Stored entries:
· · · ·

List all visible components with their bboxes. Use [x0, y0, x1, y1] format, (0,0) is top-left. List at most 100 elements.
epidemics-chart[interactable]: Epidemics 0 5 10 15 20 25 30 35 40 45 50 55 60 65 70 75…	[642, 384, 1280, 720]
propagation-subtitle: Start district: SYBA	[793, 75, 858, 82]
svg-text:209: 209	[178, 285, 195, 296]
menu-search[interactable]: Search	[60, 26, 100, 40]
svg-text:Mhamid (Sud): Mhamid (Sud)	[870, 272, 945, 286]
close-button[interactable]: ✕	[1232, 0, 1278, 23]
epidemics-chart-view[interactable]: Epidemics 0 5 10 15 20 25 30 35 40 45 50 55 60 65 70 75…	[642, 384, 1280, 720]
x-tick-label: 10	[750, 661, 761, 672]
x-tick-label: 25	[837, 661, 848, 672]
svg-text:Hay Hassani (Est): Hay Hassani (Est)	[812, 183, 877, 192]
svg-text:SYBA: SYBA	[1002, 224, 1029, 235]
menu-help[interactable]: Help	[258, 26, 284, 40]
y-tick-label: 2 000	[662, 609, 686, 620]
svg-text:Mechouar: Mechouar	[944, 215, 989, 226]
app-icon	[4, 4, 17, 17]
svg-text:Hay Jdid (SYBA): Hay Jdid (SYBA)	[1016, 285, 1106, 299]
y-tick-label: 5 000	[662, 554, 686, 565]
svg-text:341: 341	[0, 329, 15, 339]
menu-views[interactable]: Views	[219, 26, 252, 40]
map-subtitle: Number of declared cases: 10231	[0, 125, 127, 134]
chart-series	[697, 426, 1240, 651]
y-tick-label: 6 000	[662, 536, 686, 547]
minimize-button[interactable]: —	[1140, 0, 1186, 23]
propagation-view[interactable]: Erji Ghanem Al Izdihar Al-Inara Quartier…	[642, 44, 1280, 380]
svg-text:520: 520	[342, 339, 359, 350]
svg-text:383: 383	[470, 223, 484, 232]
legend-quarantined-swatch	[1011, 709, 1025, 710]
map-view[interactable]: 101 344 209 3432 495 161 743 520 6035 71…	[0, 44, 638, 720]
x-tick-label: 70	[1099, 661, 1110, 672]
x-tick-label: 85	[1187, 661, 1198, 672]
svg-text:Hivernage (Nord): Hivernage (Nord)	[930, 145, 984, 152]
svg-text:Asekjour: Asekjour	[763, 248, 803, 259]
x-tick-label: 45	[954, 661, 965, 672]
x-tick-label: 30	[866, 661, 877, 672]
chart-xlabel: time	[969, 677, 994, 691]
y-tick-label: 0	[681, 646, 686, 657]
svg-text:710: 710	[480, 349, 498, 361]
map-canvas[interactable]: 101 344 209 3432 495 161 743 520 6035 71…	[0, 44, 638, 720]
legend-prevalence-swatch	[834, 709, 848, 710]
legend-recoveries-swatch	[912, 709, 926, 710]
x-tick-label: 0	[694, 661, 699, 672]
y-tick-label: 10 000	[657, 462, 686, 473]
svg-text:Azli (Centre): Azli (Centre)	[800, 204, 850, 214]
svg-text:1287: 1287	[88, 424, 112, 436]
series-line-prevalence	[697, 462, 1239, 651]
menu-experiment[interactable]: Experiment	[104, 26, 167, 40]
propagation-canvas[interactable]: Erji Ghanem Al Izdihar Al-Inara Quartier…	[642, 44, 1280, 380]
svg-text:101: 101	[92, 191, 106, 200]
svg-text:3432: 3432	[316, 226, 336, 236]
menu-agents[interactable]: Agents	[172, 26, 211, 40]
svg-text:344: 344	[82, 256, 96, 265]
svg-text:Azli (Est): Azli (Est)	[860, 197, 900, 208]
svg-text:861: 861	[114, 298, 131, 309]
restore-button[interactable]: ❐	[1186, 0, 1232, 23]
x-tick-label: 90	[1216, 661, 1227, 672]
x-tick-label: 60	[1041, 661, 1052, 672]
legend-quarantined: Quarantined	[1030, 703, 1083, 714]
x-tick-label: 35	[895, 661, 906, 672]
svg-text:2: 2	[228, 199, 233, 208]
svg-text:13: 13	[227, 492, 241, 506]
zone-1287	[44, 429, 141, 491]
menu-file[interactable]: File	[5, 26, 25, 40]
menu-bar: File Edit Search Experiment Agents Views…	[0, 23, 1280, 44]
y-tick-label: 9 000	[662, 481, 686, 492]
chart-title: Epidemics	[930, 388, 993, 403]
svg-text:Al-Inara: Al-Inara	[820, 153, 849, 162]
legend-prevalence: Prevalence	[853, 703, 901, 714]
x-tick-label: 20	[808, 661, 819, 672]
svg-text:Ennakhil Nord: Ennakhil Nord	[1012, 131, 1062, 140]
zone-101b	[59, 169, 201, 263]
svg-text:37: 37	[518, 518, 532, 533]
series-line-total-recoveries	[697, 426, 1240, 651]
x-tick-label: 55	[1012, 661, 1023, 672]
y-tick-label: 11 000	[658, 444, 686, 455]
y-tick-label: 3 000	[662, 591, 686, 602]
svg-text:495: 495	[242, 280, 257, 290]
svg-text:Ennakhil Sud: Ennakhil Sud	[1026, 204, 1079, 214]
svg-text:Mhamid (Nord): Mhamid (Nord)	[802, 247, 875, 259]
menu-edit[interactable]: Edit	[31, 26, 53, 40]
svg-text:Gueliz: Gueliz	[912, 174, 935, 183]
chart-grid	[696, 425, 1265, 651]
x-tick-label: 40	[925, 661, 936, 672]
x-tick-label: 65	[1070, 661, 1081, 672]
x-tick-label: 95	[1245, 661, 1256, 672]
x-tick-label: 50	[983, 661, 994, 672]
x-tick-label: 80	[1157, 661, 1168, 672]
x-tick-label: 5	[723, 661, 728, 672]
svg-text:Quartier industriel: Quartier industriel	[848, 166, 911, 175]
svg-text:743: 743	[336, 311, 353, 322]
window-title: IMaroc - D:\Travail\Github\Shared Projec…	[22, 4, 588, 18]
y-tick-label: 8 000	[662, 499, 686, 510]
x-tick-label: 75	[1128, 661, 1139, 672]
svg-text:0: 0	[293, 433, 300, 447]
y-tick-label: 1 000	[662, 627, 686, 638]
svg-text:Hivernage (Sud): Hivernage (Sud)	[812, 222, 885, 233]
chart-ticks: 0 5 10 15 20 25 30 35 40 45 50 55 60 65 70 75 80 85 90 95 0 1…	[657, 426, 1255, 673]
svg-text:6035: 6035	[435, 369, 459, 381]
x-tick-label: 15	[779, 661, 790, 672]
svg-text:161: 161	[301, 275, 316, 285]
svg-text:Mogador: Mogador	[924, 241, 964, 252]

· · · ·

STATED EXERCISE => Give these lines as a Markdown table with the columns Index and Entry, numbering each row and leaving out blank lines.

OUTPUT =>
| Index | Entry |
|---|---|
| 1 | List all visible components with their bboxes. Use [x0, y0, x1, y1] format, (0,0) is top-left. List at most 100 elements. |
| 2 | epidemics-chart[interactable]: Epidemics 0 5 10 15 20 25 30 35 40 45 50 55 60 65 70 75…	[642, 384, 1280, 720] |
| 3 | propagation-subtitle: Start district: SYBA	[793, 75, 858, 82] |
| 4 | svg-text:209: 209	[178, 285, 195, 296] |
| 5 | menu-search[interactable]: Search	[60, 26, 100, 40] |
| 6 | svg-text:Mhamid (Sud): Mhamid (Sud)	[870, 272, 945, 286] |
| 7 | close-button[interactable]: ✕	[1232, 0, 1278, 23] |
| 8 | epidemics-chart-view[interactable]: Epidemics 0 5 10 15 20 25 30 35 40 45 50 55 60 65 70 75…	[642, 384, 1280, 720] |
| 9 | x-tick-label: 10	[750, 661, 761, 672] |
| 10 | x-tick-label: 25	[837, 661, 848, 672] |
| 11 | svg-text:Hay Hassani (Est): Hay Hassani (Est)	[812, 183, 877, 192] |
| 12 | svg-text:SYBA: SYBA	[1002, 224, 1029, 235] |
| 13 | menu-help[interactable]: Help	[258, 26, 284, 40] |
| 14 | y-tick-label: 2 000	[662, 609, 686, 620] |
| 15 | svg-text:Mechouar: Mechouar	[944, 215, 989, 226] |
| 16 | app-icon	[4, 4, 17, 17] |
| 17 | svg-text:Hay Jdid (SYBA): Hay Jdid (SYBA)	[1016, 285, 1106, 299] |
| 18 | y-tick-label: 5 000	[662, 554, 686, 565] |
| 19 | svg-text:341: 341	[0, 329, 15, 339] |
| 20 | menu-views[interactable]: Views	[219, 26, 252, 40] |
| 21 | map-subtitle: Number of declared cases: 10231	[0, 125, 127, 134] |
| 22 | chart-series	[697, 426, 1240, 651] |
| 23 | y-tick-label: 6 000	[662, 536, 686, 547] |
| 24 | minimize-button[interactable]: —	[1140, 0, 1186, 23] |
| 25 | propagation-view[interactable]: Erji Ghanem Al Izdihar Al-Inara Quartier…	[642, 44, 1280, 380] |
| 26 | svg-text:520: 520	[342, 339, 359, 350] |
| 27 | svg-text:383: 383	[470, 223, 484, 232] |
| 28 | legend-quarantined-swatch	[1011, 709, 1025, 710] |
| 29 | map-view[interactable]: 101 344 209 3432 495 161 743 520 6035 71…	[0, 44, 638, 720] |
| 30 | x-tick-label: 70	[1099, 661, 1110, 672] |
| 31 | x-tick-label: 85	[1187, 661, 1198, 672] |
| 32 | svg-text:Hivernage (Nord): Hivernage (Nord)	[930, 145, 984, 152] |
| 33 | svg-text:Asekjour: Asekjour	[763, 248, 803, 259] |
| 34 | x-tick-label: 45	[954, 661, 965, 672] |
| 35 | x-tick-label: 30	[866, 661, 877, 672] |
| 36 | chart-xlabel: time	[969, 677, 994, 691] |
| 37 | y-tick-label: 0	[681, 646, 686, 657] |
| 38 | svg-text:710: 710	[480, 349, 498, 361] |
| 39 | map-canvas[interactable]: 101 344 209 3432 495 161 743 520 6035 71…	[0, 44, 638, 720] |
| 40 | legend-prevalence-swatch	[834, 709, 848, 710] |
| 41 | legend-recoveries-swatch	[912, 709, 926, 710] |
| 42 | x-tick-label: 0	[694, 661, 699, 672] |
| 43 | y-tick-label: 10 000	[657, 462, 686, 473] |
| 44 | svg-text:Azli (Centre): Azli (Centre)	[800, 204, 850, 214] |
| 45 | svg-text:1287: 1287	[88, 424, 112, 436] |
| 46 | series-line-prevalence	[697, 462, 1239, 651] |
| 47 | menu-experiment[interactable]: Experiment	[104, 26, 167, 40] |
| 48 | propagation-canvas[interactable]: Erji Ghanem Al Izdihar Al-Inara Quartier…	[642, 44, 1280, 380] |
| 49 | svg-text:101: 101	[92, 191, 106, 200] |
| 50 | svg-text:3432: 3432	[316, 226, 336, 236] |
| 51 | menu-agents[interactable]: Agents	[172, 26, 211, 40] |
| 52 | svg-text:344: 344	[82, 256, 96, 265] |
| 53 | svg-text:Azli (Est): Azli (Est)	[860, 197, 900, 208] |
| 54 | svg-text:861: 861	[114, 298, 131, 309] |
| 55 | restore-button[interactable]: ❐	[1186, 0, 1232, 23] |
| 56 | x-tick-label: 90	[1216, 661, 1227, 672] |
| 57 | x-tick-label: 60	[1041, 661, 1052, 672] |
| 58 | legend-quarantined: Quarantined	[1030, 703, 1083, 714] |
| 59 | x-tick-label: 35	[895, 661, 906, 672] |
| 60 | svg-text:2: 2	[228, 199, 233, 208] |
| 61 | svg-text:13: 13	[227, 492, 241, 506] |
| 62 | zone-1287	[44, 429, 141, 491] |
| 63 | menu-file[interactable]: File	[5, 26, 25, 40] |
| 64 | menu-bar: File Edit Search Experiment Agents Views…	[0, 23, 1280, 44] |
| 65 | y-tick-label: 9 000	[662, 481, 686, 492] |
| 66 | chart-title: Epidemics	[930, 388, 993, 403] |
| 67 | svg-text:Al-Inara: Al-Inara	[820, 153, 849, 162] |
| 68 | legend-prevalence: Prevalence	[853, 703, 901, 714] |
| 69 | x-tick-label: 20	[808, 661, 819, 672] |
| 70 | svg-text:Ennakhil Nord: Ennakhil Nord	[1012, 131, 1062, 140] |
| 71 | zone-101b	[59, 169, 201, 263] |
| 72 | svg-text:37: 37	[518, 518, 532, 533] |
| 73 | series-line-total-recoveries	[697, 426, 1240, 651] |
| 74 | x-tick-label: 55	[1012, 661, 1023, 672] |
| 75 | y-tick-label: 11 000	[658, 444, 686, 455] |
| 76 | y-tick-label: 3 000	[662, 591, 686, 602] |
| 77 | svg-text:495: 495	[242, 280, 257, 290] |
| 78 | svg-text:Ennakhil Sud: Ennakhil Sud	[1026, 204, 1079, 214] |
| 79 | svg-text:Mhamid (Nord): Mhamid (Nord)	[802, 247, 875, 259] |
| 80 | menu-edit[interactable]: Edit	[31, 26, 53, 40] |
| 81 | svg-text:Gueliz: Gueliz	[912, 174, 935, 183] |
| 82 | chart-grid	[696, 425, 1265, 651] |
| 83 | x-tick-label: 40	[925, 661, 936, 672] |
| 84 | x-tick-label: 65	[1070, 661, 1081, 672] |
| 85 | x-tick-label: 95	[1245, 661, 1256, 672] |
| 86 | x-tick-label: 50	[983, 661, 994, 672] |
| 87 | x-tick-label: 80	[1157, 661, 1168, 672] |
| 88 | x-tick-label: 5	[723, 661, 728, 672] |
| 89 | svg-text:Quartier industriel: Quartier industriel	[848, 166, 911, 175] |
| 90 | svg-text:743: 743	[336, 311, 353, 322] |
| 91 | window-title: IMaroc - D:\Travail\Github\Shared Projec…	[22, 4, 588, 18] |
| 92 | y-tick-label: 8 000	[662, 499, 686, 510] |
| 93 | x-tick-label: 75	[1128, 661, 1139, 672] |
| 94 | svg-text:0: 0	[293, 433, 300, 447] |
| 95 | y-tick-label: 1 000	[662, 627, 686, 638] |
| 96 | svg-text:Hivernage (Sud): Hivernage (Sud)	[812, 222, 885, 233] |
| 97 | chart-ticks: 0 5 10 15 20 25 30 35 40 45 50 55 60 65 70 75 80 85 90 95 0 1…	[657, 426, 1255, 673] |
| 98 | svg-text:6035: 6035	[435, 369, 459, 381] |
| 99 | x-tick-label: 15	[779, 661, 790, 672] |
| 100 | svg-text:161: 161	[301, 275, 316, 285] |
| 101 | svg-text:Mogador: Mogador	[924, 241, 964, 252] |